Exercise: Copy each line that contains the string "region".

Data entries:
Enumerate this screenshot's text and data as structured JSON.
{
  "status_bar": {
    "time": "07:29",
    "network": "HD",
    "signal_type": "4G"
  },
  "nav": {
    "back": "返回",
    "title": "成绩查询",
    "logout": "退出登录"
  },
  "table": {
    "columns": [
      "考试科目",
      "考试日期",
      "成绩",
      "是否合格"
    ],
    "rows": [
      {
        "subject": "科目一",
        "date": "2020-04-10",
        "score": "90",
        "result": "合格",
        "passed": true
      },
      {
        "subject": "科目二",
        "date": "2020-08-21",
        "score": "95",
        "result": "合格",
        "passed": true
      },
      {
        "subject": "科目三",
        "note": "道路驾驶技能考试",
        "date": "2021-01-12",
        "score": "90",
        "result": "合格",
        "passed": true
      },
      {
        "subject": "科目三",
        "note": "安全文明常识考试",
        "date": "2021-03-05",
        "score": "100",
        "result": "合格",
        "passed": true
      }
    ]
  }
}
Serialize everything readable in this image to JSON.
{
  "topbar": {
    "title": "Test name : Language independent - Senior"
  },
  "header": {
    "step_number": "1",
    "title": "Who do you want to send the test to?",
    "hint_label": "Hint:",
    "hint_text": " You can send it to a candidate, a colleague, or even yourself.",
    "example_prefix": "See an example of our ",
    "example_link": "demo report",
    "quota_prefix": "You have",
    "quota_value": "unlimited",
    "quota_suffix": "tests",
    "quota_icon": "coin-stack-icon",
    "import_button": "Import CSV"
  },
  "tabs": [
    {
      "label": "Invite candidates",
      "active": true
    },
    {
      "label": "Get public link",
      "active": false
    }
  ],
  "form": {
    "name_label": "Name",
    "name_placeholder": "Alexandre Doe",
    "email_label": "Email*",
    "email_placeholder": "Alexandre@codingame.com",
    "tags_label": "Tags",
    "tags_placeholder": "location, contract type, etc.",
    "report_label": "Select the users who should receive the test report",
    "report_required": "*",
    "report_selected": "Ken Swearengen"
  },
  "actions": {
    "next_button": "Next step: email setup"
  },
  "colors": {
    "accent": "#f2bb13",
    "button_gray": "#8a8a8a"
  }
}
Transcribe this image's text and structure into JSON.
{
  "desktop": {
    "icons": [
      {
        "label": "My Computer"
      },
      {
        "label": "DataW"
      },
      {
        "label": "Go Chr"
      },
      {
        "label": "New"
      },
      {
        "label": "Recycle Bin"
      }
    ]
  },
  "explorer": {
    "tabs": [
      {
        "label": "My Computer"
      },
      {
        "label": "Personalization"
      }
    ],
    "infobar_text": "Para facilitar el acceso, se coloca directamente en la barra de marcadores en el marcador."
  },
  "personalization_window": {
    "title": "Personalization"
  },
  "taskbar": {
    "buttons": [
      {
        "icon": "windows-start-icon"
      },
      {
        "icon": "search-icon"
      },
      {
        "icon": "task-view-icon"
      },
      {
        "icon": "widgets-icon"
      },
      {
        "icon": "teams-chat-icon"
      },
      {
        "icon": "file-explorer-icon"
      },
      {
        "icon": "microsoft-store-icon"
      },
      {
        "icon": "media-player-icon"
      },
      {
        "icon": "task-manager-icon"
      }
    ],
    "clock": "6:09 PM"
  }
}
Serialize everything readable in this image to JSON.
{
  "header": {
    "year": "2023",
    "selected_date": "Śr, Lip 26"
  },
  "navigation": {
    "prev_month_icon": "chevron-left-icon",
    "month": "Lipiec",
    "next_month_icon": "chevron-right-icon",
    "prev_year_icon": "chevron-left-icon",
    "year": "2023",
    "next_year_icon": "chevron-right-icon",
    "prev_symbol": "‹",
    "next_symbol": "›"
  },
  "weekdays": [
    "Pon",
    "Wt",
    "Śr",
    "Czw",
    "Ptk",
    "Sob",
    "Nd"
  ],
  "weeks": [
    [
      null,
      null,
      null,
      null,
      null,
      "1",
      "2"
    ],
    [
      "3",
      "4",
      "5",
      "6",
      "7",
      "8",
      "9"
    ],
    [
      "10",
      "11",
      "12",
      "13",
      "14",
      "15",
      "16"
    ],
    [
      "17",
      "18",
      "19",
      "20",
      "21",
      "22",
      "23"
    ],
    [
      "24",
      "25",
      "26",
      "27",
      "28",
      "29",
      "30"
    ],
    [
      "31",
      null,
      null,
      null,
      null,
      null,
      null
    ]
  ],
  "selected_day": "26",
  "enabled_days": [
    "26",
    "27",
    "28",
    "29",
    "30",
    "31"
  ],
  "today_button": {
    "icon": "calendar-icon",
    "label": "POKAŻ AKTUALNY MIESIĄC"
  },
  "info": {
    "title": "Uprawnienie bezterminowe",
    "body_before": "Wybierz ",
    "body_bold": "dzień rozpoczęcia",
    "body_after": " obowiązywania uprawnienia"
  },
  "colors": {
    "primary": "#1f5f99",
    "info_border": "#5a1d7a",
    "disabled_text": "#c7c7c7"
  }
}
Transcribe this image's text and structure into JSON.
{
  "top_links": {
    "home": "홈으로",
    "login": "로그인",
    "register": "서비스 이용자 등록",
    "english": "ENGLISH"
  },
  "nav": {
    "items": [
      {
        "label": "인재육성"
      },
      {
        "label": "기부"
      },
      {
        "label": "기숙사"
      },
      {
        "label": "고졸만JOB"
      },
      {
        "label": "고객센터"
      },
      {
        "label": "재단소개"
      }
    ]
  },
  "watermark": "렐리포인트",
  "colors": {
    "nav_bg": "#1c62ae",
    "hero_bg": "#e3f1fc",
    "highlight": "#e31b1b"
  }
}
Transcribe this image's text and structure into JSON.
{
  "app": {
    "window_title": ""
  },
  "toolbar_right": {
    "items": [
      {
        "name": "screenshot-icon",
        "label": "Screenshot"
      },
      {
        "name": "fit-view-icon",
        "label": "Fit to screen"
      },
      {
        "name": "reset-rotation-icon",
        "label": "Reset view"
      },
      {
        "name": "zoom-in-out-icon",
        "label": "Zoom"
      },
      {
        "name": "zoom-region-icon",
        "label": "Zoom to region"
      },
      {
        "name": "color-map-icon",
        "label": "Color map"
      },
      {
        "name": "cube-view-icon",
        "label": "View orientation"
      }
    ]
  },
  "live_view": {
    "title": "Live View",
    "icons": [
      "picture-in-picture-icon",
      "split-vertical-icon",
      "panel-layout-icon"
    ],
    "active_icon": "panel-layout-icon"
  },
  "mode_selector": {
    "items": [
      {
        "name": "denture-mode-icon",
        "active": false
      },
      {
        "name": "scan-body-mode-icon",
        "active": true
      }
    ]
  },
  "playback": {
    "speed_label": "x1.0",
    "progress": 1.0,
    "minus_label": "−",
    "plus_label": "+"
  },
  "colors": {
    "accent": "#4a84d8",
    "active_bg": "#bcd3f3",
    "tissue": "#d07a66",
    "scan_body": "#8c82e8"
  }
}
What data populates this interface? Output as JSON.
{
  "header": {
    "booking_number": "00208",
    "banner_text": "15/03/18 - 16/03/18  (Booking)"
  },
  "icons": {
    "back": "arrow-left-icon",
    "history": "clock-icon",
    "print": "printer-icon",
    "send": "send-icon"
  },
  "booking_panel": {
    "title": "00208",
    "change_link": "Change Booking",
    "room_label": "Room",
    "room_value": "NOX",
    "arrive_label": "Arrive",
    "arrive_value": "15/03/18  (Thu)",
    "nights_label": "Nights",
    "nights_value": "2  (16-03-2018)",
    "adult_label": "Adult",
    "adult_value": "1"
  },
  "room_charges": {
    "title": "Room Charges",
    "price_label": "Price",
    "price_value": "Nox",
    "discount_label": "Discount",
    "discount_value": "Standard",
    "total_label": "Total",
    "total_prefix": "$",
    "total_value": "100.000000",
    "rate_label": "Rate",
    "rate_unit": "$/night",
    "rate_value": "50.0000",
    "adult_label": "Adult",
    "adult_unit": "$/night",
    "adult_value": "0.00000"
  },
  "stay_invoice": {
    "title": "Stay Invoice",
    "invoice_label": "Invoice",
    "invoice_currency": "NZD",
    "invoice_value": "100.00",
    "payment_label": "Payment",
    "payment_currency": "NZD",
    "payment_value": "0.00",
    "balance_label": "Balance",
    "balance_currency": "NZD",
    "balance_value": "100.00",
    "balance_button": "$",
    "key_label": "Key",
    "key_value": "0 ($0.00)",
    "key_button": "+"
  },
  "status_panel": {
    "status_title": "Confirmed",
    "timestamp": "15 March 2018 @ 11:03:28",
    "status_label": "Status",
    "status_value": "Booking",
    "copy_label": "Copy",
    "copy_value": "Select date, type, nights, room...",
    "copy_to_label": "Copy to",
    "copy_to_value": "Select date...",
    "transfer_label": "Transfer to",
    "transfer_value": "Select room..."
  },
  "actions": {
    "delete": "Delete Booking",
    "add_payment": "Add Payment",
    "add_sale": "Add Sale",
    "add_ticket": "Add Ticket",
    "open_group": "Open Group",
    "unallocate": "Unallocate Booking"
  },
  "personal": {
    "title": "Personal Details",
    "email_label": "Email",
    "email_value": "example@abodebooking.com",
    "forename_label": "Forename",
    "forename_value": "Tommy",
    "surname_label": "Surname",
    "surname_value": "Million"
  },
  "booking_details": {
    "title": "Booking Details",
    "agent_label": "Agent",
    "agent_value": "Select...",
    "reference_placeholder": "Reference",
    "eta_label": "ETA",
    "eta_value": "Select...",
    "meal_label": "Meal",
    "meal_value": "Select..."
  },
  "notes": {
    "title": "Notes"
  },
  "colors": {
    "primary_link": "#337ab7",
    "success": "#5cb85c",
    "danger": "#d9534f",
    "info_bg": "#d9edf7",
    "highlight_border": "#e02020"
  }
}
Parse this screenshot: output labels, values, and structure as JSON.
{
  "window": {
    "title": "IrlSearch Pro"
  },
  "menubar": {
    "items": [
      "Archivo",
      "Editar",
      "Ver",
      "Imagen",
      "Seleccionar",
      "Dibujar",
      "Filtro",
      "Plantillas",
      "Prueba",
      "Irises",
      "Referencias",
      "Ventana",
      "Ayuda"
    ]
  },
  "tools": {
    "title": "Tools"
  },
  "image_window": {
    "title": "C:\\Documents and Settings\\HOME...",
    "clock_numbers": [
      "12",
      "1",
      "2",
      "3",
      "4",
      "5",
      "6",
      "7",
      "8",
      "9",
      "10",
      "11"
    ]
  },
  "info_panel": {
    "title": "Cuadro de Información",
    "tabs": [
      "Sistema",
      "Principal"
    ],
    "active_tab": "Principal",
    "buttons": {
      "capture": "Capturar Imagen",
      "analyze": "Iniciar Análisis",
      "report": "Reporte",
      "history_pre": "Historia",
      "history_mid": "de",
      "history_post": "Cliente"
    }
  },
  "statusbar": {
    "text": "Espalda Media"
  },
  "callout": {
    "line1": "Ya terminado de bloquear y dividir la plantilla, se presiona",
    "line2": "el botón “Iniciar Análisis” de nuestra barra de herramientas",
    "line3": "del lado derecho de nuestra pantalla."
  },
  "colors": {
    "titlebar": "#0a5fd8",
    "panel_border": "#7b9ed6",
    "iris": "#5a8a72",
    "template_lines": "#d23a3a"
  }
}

Full output:
        "name": "zoom-region-icon",
        "label": "Zoom to region"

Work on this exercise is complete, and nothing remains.